# Start of Material for this task

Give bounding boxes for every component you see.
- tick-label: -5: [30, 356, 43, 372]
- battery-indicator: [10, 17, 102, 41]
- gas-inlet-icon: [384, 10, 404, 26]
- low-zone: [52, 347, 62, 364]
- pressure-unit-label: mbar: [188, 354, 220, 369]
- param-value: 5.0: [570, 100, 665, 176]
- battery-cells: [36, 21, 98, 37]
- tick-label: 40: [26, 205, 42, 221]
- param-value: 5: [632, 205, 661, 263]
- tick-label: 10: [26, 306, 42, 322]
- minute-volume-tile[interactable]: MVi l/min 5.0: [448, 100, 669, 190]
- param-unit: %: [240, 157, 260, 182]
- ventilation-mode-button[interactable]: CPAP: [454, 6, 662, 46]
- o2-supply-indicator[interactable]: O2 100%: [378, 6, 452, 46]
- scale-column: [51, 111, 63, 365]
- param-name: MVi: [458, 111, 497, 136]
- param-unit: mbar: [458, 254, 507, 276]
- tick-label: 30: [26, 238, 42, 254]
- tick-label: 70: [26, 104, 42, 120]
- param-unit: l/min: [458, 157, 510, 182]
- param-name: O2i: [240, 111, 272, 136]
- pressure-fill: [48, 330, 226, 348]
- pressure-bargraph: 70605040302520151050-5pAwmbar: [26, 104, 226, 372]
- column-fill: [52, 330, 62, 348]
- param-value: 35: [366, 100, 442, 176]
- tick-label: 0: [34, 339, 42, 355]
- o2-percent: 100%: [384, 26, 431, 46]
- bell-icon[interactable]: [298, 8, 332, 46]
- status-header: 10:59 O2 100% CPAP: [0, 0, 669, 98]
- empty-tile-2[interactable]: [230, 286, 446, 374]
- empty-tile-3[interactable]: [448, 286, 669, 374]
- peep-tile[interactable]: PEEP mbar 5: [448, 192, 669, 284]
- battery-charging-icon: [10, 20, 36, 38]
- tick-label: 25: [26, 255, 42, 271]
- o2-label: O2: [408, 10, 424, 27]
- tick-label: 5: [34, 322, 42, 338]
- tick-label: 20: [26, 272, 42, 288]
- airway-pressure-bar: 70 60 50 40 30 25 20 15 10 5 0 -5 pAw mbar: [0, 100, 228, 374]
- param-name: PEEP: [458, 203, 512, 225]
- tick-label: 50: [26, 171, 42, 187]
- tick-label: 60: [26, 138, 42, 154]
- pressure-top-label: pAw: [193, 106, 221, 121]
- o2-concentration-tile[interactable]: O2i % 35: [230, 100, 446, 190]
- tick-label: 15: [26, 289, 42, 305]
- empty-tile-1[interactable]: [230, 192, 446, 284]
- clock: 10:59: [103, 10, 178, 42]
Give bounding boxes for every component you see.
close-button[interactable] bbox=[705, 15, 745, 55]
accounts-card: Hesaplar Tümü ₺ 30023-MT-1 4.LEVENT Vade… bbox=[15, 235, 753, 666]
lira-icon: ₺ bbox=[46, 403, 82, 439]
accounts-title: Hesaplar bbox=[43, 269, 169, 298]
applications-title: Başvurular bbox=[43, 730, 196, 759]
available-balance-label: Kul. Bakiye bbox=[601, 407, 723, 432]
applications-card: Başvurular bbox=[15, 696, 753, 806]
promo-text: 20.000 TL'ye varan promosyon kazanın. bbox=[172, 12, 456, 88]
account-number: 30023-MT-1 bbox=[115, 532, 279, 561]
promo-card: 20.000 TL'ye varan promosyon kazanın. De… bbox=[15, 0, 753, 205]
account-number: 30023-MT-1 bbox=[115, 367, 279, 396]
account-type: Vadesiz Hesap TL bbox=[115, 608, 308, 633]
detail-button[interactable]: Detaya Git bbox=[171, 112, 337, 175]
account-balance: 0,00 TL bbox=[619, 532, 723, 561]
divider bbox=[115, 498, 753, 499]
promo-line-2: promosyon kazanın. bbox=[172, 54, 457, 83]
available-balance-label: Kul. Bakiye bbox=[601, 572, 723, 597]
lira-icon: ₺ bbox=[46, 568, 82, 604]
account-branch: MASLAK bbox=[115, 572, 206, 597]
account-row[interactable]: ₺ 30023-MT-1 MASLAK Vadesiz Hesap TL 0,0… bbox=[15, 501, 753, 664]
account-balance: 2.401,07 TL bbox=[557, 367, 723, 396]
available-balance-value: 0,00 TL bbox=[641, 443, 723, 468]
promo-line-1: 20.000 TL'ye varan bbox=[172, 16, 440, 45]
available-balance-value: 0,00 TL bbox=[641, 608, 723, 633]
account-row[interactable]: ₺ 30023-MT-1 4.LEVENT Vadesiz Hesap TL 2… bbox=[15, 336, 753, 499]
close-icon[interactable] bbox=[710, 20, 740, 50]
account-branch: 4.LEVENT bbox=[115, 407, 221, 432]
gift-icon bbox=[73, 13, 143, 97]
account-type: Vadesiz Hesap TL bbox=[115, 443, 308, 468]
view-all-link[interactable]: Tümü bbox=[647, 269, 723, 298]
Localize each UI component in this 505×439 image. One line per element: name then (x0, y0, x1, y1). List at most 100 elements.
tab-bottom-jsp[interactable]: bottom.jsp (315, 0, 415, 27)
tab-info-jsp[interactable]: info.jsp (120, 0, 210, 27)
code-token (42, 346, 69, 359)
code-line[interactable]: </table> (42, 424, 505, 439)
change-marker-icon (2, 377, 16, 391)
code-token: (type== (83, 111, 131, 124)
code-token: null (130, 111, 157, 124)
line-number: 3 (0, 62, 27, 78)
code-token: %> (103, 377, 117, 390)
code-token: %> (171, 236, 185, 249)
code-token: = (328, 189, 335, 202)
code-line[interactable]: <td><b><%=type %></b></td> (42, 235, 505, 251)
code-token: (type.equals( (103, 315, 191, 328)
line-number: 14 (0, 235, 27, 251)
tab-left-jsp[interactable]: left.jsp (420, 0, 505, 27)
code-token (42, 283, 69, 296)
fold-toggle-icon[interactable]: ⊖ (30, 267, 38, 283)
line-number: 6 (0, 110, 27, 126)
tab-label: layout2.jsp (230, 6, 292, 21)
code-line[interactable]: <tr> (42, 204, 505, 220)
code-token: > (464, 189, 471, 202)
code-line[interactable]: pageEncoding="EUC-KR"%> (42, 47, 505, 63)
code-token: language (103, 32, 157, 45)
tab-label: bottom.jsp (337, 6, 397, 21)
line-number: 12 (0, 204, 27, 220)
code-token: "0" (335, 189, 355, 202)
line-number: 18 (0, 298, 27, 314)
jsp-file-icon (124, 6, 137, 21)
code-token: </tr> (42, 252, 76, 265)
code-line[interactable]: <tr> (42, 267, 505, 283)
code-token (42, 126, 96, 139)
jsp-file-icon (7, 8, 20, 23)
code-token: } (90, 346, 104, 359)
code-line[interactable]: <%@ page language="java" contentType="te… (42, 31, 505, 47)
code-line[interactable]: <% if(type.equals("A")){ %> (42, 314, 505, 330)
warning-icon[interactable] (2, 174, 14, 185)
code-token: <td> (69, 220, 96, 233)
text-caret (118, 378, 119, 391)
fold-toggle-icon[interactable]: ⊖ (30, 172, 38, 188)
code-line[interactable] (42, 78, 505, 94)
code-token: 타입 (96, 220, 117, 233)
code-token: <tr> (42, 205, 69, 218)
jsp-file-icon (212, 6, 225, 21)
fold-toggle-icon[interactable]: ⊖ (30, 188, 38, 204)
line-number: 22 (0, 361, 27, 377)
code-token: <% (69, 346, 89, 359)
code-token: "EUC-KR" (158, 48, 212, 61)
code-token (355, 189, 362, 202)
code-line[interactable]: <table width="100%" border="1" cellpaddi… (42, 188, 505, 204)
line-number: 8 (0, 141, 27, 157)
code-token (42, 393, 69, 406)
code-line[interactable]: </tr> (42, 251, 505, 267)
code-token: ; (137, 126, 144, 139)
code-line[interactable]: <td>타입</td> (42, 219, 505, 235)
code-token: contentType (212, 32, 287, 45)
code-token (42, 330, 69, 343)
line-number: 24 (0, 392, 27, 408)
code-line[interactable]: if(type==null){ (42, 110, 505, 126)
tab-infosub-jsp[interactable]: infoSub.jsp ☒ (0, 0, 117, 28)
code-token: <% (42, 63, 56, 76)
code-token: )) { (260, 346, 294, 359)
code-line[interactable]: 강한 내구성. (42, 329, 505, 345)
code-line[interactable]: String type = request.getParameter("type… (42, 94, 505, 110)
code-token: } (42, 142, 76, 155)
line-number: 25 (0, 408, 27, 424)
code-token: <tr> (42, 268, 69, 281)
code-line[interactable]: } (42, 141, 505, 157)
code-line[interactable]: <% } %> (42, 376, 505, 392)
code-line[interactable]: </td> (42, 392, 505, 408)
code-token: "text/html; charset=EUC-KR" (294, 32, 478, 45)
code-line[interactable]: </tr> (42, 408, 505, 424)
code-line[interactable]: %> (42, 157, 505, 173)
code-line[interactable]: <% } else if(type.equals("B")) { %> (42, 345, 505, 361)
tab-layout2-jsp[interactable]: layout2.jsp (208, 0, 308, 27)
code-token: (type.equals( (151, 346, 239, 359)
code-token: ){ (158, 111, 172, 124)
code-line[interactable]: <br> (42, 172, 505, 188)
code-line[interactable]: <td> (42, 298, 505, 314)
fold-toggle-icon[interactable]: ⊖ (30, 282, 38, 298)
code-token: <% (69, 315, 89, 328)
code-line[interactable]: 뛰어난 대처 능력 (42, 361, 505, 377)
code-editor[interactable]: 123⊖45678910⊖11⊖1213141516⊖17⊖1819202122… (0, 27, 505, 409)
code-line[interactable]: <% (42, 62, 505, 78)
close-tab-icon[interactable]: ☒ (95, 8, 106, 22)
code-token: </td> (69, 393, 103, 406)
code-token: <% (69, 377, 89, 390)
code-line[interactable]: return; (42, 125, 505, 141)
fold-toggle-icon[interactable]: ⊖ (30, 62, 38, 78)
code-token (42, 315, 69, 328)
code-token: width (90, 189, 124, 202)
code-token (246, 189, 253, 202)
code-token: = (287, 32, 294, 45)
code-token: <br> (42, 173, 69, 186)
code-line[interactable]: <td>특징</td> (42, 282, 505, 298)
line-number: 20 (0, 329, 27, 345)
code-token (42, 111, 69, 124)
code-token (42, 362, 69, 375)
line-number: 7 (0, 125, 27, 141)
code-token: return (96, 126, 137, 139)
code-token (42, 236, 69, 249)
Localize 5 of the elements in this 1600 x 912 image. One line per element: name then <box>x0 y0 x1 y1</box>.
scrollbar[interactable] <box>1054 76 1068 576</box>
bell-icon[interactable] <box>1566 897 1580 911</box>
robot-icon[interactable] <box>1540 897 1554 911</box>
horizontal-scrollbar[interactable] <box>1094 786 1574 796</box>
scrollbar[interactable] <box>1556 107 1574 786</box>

# End of Material for this task

▶ _What you have to do_
Reproduce the lines of the material above, from its very beginning through the line containing "- battery-cells: [36, 21, 98, 37]", both included.

▶ _Solution_
Give bounding boxes for every component you see.
- tick-label: -5: [30, 356, 43, 372]
- battery-indicator: [10, 17, 102, 41]
- gas-inlet-icon: [384, 10, 404, 26]
- low-zone: [52, 347, 62, 364]
- pressure-unit-label: mbar: [188, 354, 220, 369]
- param-value: 5.0: [570, 100, 665, 176]
- battery-cells: [36, 21, 98, 37]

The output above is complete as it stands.